[Dataset records]
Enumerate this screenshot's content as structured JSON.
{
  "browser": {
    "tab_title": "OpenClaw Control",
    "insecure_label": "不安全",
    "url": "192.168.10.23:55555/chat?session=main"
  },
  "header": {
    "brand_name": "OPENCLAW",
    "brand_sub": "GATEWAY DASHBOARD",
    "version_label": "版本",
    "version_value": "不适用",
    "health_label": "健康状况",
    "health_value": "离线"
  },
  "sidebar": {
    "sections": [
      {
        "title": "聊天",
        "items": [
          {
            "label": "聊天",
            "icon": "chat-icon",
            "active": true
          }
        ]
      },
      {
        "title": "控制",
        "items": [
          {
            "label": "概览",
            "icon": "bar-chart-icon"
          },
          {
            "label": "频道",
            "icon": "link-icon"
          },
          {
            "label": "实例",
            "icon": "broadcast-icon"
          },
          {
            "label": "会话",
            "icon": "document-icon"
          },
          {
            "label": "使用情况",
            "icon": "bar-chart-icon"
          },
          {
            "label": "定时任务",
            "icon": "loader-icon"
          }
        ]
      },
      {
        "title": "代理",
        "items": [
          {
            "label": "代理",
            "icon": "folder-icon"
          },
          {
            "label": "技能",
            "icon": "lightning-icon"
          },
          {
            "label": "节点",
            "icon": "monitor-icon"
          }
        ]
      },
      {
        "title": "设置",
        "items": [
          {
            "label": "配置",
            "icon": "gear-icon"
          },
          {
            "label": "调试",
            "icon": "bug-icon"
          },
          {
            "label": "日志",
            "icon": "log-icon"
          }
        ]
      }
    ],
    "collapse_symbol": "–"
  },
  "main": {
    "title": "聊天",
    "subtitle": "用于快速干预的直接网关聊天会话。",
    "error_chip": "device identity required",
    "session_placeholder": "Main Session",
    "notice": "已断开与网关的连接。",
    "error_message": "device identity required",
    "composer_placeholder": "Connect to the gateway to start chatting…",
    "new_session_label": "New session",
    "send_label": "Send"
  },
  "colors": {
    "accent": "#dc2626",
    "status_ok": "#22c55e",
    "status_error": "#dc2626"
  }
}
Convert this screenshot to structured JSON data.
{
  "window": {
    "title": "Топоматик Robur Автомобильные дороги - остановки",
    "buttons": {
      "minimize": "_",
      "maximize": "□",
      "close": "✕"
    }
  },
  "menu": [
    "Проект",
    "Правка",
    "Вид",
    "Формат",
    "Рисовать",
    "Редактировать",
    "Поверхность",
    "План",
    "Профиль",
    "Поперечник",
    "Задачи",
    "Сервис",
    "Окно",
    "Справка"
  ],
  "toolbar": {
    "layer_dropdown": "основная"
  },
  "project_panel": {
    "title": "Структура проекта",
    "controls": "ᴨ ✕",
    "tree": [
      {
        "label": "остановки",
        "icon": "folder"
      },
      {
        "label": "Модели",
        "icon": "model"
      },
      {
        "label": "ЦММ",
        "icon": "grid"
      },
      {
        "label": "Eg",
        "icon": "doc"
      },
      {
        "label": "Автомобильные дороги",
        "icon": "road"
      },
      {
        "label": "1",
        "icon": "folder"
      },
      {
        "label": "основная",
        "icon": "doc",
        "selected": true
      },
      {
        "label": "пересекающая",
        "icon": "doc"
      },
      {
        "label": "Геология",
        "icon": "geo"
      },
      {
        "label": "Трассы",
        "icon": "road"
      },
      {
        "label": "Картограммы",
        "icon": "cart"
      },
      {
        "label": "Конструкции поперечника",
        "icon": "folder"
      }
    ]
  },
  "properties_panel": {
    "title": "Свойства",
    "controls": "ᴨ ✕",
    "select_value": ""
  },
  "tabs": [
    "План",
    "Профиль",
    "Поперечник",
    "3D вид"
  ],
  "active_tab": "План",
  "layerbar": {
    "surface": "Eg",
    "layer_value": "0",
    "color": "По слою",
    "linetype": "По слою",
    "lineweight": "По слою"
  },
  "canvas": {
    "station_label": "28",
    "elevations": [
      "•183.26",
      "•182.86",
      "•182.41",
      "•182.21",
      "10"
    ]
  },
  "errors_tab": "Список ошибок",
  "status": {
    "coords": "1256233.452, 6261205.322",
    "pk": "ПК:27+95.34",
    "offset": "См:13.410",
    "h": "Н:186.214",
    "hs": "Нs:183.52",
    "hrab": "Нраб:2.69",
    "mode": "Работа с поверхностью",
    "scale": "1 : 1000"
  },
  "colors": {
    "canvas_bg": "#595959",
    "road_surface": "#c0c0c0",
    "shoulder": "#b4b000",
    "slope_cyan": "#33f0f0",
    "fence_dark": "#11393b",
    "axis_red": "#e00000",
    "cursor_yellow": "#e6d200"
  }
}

EXERCISE DETAILS:
Copy out all lines above that include the string "JSON".

RESPONSE TO THE EXERCISE:
Enumerate this screenshot's content as structured JSON.
Convert this screenshot to structured JSON data.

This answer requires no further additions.